Do this —
Omit every image, and transcribe the remaining entries exactly as given.

# Information supplied start

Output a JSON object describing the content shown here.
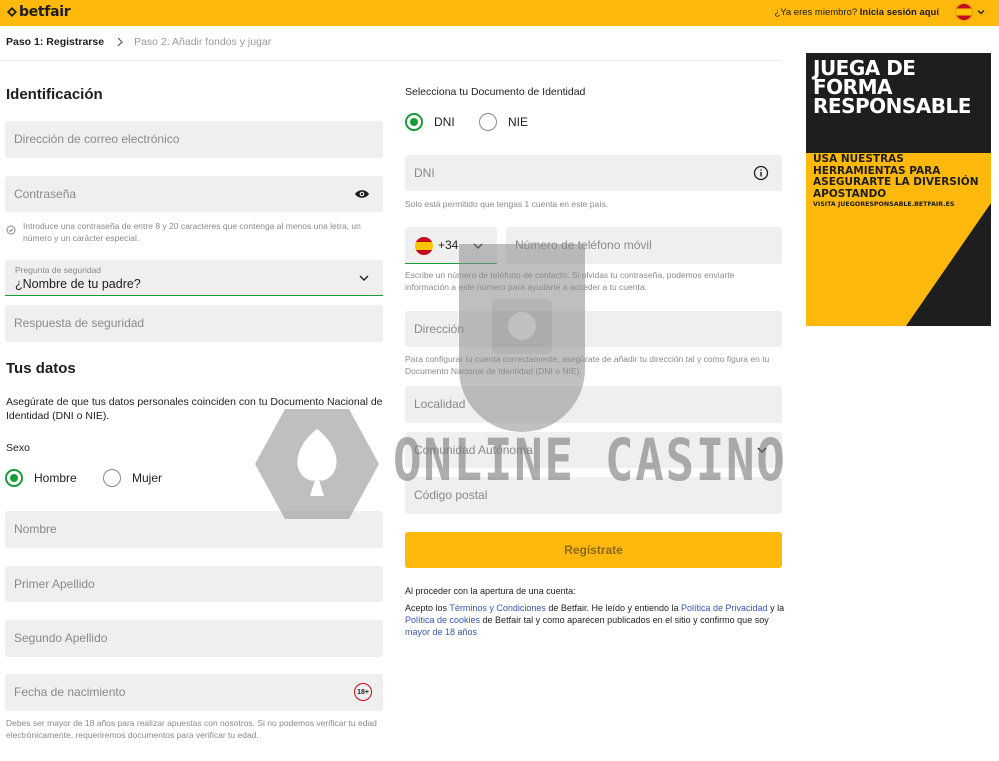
{
  "header": {
    "logo_text": "betfair",
    "member_question": "¿Ya eres miembro?",
    "login_link": "Inicia sesión aquí"
  },
  "steps": {
    "step1": "Paso 1: Registrarse",
    "step2": "Paso 2: Añadir fondos y jugar"
  },
  "identification": {
    "heading": "Identificación",
    "email_placeholder": "Dirección de correo electrónico",
    "password_placeholder": "Contraseña",
    "password_hint": "Introduce una contraseña de entre 8 y 20 caracteres que contenga al menos una letra, un número y un carácter especial.",
    "security_question_label": "Pregunta de seguridad",
    "security_question_value": "¿Nombre de tu padre?",
    "security_answer_placeholder": "Respuesta de seguridad"
  },
  "personal": {
    "heading": "Tus datos",
    "note": "Asegúrate de que tus datos personales coinciden con tu Documento Nacional de Identidad (DNI o NIE).",
    "sex_label": "Sexo",
    "male": "Hombre",
    "female": "Mujer",
    "name_placeholder": "Nombre",
    "surname1_placeholder": "Primer Apellido",
    "surname2_placeholder": "Segundo Apellido",
    "dob_placeholder": "Fecha de nacimiento",
    "age_badge": "18+",
    "dob_hint": "Debes ser mayor de 18 años para realizar apuestas con nosotros. Si no podemos verificar tu edad electrónicamente, requeriremos documentos para verificar tu edad."
  },
  "document": {
    "label": "Selecciona tu Documento de Identidad",
    "dni": "DNI",
    "nie": "NIE",
    "dni_placeholder": "DNI",
    "dni_hint": "Solo está permitido que tengas 1 cuenta en este país."
  },
  "phone": {
    "prefix": "+34",
    "placeholder": "Número de teléfono móvil",
    "hint": "Escribe un número de teléfono de contacto. Si olvidas tu contraseña, podemos enviarte información a este número para ayudarte a acceder a tu cuenta."
  },
  "address": {
    "placeholder": "Dirección",
    "hint": "Para configurar tu cuenta correctamente, asegúrate de añadir tu dirección tal y como figura en tu Documento Nacional de Identidad (DNI o NIE).",
    "city_placeholder": "Localidad",
    "region_placeholder": "Comunidad Autónoma",
    "postcode_placeholder": "Código postal"
  },
  "register_button": "Regístrate",
  "legal": {
    "intro": "Al proceder con la apertura de una cuenta:",
    "t1": "Acepto los ",
    "terms": "Términos y Condiciones",
    "t2": " de Betfair. He leído y entiendo la ",
    "privacy": "Política de Privacidad",
    "t3": " y la ",
    "cookies": "Política de cookies",
    "t4": " de Betfair tal y como aparecen publicados en el sitio y confirmo que soy ",
    "age": "mayor de 18 años"
  },
  "ad": {
    "title": "JUEGA DE FORMA RESPONSABLE",
    "subtitle": "USA NUESTRAS HERRAMIENTAS PARA ASEGURARTE LA DIVERSIÓN APOSTANDO",
    "url": "VISITA JUEGORESPONSABLE.BETFAIR.ES"
  },
  "watermark": {
    "text": "ONLINE CASINO"
  },
  "colors": {
    "brand_yellow": "#ffb80c",
    "field_bg": "#efefef",
    "accent_green": "#179c3a",
    "link_blue": "#3657a8"
  }
}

# Information supplied end

Answer to the exercise —
Output a JSON object describing the content shown here.
{
  "header": {
    "logo_text": "betfair",
    "member_question": "¿Ya eres miembro?",
    "login_link": "Inicia sesión aquí"
  },
  "steps": {
    "step1": "Paso 1: Registrarse",
    "step2": "Paso 2: Añadir fondos y jugar"
  },
  "identification": {
    "heading": "Identificación",
    "email_placeholder": "Dirección de correo electrónico",
    "password_placeholder": "Contraseña",
    "password_hint": "Introduce una contraseña de entre 8 y 20 caracteres que contenga al menos una letra, un número y un carácter especial.",
    "security_question_label": "Pregunta de seguridad",
    "security_question_value": "¿Nombre de tu padre?",
    "security_answer_placeholder": "Respuesta de seguridad"
  },
  "personal": {
    "heading": "Tus datos",
    "note": "Asegúrate de que tus datos personales coinciden con tu Documento Nacional de Identidad (DNI o NIE).",
    "sex_label": "Sexo",
    "male": "Hombre",
    "female": "Mujer",
    "name_placeholder": "Nombre",
    "surname1_placeholder": "Primer Apellido",
    "surname2_placeholder": "Segundo Apellido",
    "dob_placeholder": "Fecha de nacimiento",
    "age_badge": "18+",
    "dob_hint": "Debes ser mayor de 18 años para realizar apuestas con nosotros. Si no podemos verificar tu edad electrónicamente, requeriremos documentos para verificar tu edad."
  },
  "document": {
    "label": "Selecciona tu Documento de Identidad",
    "dni": "DNI",
    "nie": "NIE",
    "dni_placeholder": "DNI",
    "dni_hint": "Solo está permitido que tengas 1 cuenta en este país."
  },
  "phone": {
    "prefix": "+34",
    "placeholder": "Número de teléfono móvil",
    "hint": "Escribe un número de teléfono de contacto. Si olvidas tu contraseña, podemos enviarte información a este número para ayudarte a acceder a tu cuenta."
  },
  "address": {
    "placeholder": "Dirección",
    "hint": "Para configurar tu cuenta correctamente, asegúrate de añadir tu dirección tal y como figura en tu Documento Nacional de Identidad (DNI o NIE).",
    "city_placeholder": "Localidad",
    "region_placeholder": "Comunidad Autónoma",
    "postcode_placeholder": "Código postal"
  },
  "register_button": "Regístrate",
  "legal": {
    "intro": "Al proceder con la apertura de una cuenta:",
    "t1": "Acepto los ",
    "terms": "Términos y Condiciones",
    "t2": " de Betfair. He leído y entiendo la ",
    "privacy": "Política de Privacidad",
    "t3": " y la ",
    "cookies": "Política de cookies",
    "t4": " de Betfair tal y como aparecen publicados en el sitio y confirmo que soy ",
    "age": "mayor de 18 años"
  },
  "ad": {
    "title": "JUEGA DE FORMA RESPONSABLE",
    "subtitle": "USA NUESTRAS HERRAMIENTAS PARA ASEGURARTE LA DIVERSIÓN APOSTANDO",
    "url": "VISITA JUEGORESPONSABLE.BETFAIR.ES"
  },
  "watermark": {
    "text": "ONLINE CASINO"
  },
  "colors": {
    "brand_yellow": "#ffb80c",
    "field_bg": "#efefef",
    "accent_green": "#179c3a",
    "link_blue": "#3657a8"
  }
}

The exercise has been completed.